* **WRITTEN TASK**:
Each entry should be quoted word for word, including every mark of punctuation.

Items from a dataset:
-*-*-

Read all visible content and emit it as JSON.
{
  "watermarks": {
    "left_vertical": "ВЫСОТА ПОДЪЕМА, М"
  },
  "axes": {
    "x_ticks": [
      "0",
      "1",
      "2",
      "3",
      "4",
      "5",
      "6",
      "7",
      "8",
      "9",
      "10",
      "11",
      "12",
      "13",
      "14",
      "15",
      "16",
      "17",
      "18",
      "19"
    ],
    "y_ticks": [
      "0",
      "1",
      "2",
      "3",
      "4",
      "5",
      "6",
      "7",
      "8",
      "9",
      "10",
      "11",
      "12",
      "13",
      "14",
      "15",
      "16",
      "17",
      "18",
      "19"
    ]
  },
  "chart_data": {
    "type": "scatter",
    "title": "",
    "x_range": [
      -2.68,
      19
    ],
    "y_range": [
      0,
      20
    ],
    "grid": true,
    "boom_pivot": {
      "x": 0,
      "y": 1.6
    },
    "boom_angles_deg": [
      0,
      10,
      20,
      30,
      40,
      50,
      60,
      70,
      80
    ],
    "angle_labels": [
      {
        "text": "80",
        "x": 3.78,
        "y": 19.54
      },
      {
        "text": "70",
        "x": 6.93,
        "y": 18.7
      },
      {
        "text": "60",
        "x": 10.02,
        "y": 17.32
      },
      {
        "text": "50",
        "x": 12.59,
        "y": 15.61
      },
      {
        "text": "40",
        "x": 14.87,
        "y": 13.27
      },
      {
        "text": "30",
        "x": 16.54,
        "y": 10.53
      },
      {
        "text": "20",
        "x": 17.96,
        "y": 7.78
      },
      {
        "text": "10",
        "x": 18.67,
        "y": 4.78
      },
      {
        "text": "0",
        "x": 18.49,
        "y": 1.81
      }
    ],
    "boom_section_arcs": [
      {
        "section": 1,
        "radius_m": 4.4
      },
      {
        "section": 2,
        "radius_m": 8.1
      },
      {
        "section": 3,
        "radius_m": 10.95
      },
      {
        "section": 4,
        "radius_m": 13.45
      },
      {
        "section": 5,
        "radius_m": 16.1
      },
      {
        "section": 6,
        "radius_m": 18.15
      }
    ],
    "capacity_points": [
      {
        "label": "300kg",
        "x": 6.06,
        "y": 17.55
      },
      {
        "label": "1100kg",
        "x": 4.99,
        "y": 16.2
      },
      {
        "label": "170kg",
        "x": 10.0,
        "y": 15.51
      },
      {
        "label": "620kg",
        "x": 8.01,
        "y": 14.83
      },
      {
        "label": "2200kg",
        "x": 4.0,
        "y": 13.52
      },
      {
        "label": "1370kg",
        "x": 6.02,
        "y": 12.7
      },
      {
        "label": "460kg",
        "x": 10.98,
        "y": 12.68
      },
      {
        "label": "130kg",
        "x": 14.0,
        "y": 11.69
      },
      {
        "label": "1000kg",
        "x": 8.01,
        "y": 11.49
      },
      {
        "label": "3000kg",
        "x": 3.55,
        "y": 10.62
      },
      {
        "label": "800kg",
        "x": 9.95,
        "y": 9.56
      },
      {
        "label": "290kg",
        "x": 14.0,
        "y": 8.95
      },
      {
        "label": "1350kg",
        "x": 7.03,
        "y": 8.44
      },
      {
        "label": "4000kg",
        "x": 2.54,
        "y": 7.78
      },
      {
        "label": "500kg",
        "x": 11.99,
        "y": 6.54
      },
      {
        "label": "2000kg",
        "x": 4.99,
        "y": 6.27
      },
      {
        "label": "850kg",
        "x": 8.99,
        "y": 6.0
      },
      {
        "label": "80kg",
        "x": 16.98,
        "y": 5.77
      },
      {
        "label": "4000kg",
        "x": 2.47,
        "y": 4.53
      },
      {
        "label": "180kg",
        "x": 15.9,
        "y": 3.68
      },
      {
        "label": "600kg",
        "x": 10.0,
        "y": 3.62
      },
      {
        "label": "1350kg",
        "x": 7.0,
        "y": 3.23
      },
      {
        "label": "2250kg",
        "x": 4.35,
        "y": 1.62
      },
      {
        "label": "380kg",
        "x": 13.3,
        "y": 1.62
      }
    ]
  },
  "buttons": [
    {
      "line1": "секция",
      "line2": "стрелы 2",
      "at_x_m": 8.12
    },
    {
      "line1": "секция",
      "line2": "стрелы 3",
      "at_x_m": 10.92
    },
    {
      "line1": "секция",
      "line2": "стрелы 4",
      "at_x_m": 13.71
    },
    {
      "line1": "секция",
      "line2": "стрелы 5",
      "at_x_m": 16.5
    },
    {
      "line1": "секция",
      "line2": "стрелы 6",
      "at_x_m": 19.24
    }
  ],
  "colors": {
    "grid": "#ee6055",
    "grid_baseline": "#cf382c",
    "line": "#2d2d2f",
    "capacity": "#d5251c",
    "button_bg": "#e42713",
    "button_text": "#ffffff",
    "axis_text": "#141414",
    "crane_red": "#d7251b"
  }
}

-*-*-

* **WRITTEN RESPONSE**:
Read all visible content and emit it as JSON.
{
  "watermarks": {
    "left_vertical": "ВЫСОТА ПОДЪЕМА, М"
  },
  "axes": {
    "x_ticks": [
      "0",
      "1",
      "2",
      "3",
      "4",
      "5",
      "6",
      "7",
      "8",
      "9",
      "10",
      "11",
      "12",
      "13",
      "14",
      "15",
      "16",
      "17",
      "18",
      "19"
    ],
    "y_ticks": [
      "0",
      "1",
      "2",
      "3",
      "4",
      "5",
      "6",
      "7",
      "8",
      "9",
      "10",
      "11",
      "12",
      "13",
      "14",
      "15",
      "16",
      "17",
      "18",
      "19"
    ]
  },
  "chart_data": {
    "type": "scatter",
    "title": "",
    "x_range": [
      -2.68,
      19
    ],
    "y_range": [
      0,
      20
    ],
    "grid": true,
    "boom_pivot": {
      "x": 0,
      "y": 1.6
    },
    "boom_angles_deg": [
      0,
      10,
      20,
      30,
      40,
      50,
      60,
      70,
      80
    ],
    "angle_labels": [
      {
        "text": "80",
        "x": 3.78,
        "y": 19.54
      },
      {
        "text": "70",
        "x": 6.93,
        "y": 18.7
      },
      {
        "text": "60",
        "x": 10.02,
        "y": 17.32
      },
      {
        "text": "50",
        "x": 12.59,
        "y": 15.61
      },
      {
        "text": "40",
        "x": 14.87,
        "y": 13.27
      },
      {
        "text": "30",
        "x": 16.54,
        "y": 10.53
      },
      {
        "text": "20",
        "x": 17.96,
        "y": 7.78
      },
      {
        "text": "10",
        "x": 18.67,
        "y": 4.78
      },
      {
        "text": "0",
        "x": 18.49,
        "y": 1.81
      }
    ],
    "boom_section_arcs": [
      {
        "section": 1,
        "radius_m": 4.4
      },
      {
        "section": 2,
        "radius_m": 8.1
      },
      {
        "section": 3,
        "radius_m": 10.95
      },
      {
        "section": 4,
        "radius_m": 13.45
      },
      {
        "section": 5,
        "radius_m": 16.1
      },
      {
        "section": 6,
        "radius_m": 18.15
      }
    ],
    "capacity_points": [
      {
        "label": "300kg",
        "x": 6.06,
        "y": 17.55
      },
      {
        "label": "1100kg",
        "x": 4.99,
        "y": 16.2
      },
      {
        "label": "170kg",
        "x": 10.0,
        "y": 15.51
      },
      {
        "label": "620kg",
        "x": 8.01,
        "y": 14.83
      },
      {
        "label": "2200kg",
        "x": 4.0,
        "y": 13.52
      },
      {
        "label": "1370kg",
        "x": 6.02,
        "y": 12.7
      },
      {
        "label": "460kg",
        "x": 10.98,
        "y": 12.68
      },
      {
        "label": "130kg",
        "x": 14.0,
        "y": 11.69
      },
      {
        "label": "1000kg",
        "x": 8.01,
        "y": 11.49
      },
      {
        "label": "3000kg",
        "x": 3.55,
        "y": 10.62
      },
      {
        "label": "800kg",
        "x": 9.95,
        "y": 9.56
      },
      {
        "label": "290kg",
        "x": 14.0,
        "y": 8.95
      },
      {
        "label": "1350kg",
        "x": 7.03,
        "y": 8.44
      },
      {
        "label": "4000kg",
        "x": 2.54,
        "y": 7.78
      },
      {
        "label": "500kg",
        "x": 11.99,
        "y": 6.54
      },
      {
        "label": "2000kg",
        "x": 4.99,
        "y": 6.27
      },
      {
        "label": "850kg",
        "x": 8.99,
        "y": 6.0
      },
      {
        "label": "80kg",
        "x": 16.98,
        "y": 5.77
      },
      {
        "label": "4000kg",
        "x": 2.47,
        "y": 4.53
      },
      {
        "label": "180kg",
        "x": 15.9,
        "y": 3.68
      },
      {
        "label": "600kg",
        "x": 10.0,
        "y": 3.62
      },
      {
        "label": "1350kg",
        "x": 7.0,
        "y": 3.23
      },
      {
        "label": "2250kg",
        "x": 4.35,
        "y": 1.62
      },
      {
        "label": "380kg",
        "x": 13.3,
        "y": 1.62
      }
    ]
  },
  "buttons": [
    {
      "line1": "секция",
      "line2": "стрелы 2",
      "at_x_m": 8.12
    },
    {
      "line1": "секция",
      "line2": "стрелы 3",
      "at_x_m": 10.92
    },
    {
      "line1": "секция",
      "line2": "стрелы 4",
      "at_x_m": 13.71
    },
    {
      "line1": "секция",
      "line2": "стрелы 5",
      "at_x_m": 16.5
    },
    {
      "line1": "секция",
      "line2": "стрелы 6",
      "at_x_m": 19.24
    }
  ],
  "colors": {
    "grid": "#ee6055",
    "grid_baseline": "#cf382c",
    "line": "#2d2d2f",
    "capacity": "#d5251c",
    "button_bg": "#e42713",
    "button_text": "#ffffff",
    "axis_text": "#141414",
    "crane_red": "#d7251b"
  }
}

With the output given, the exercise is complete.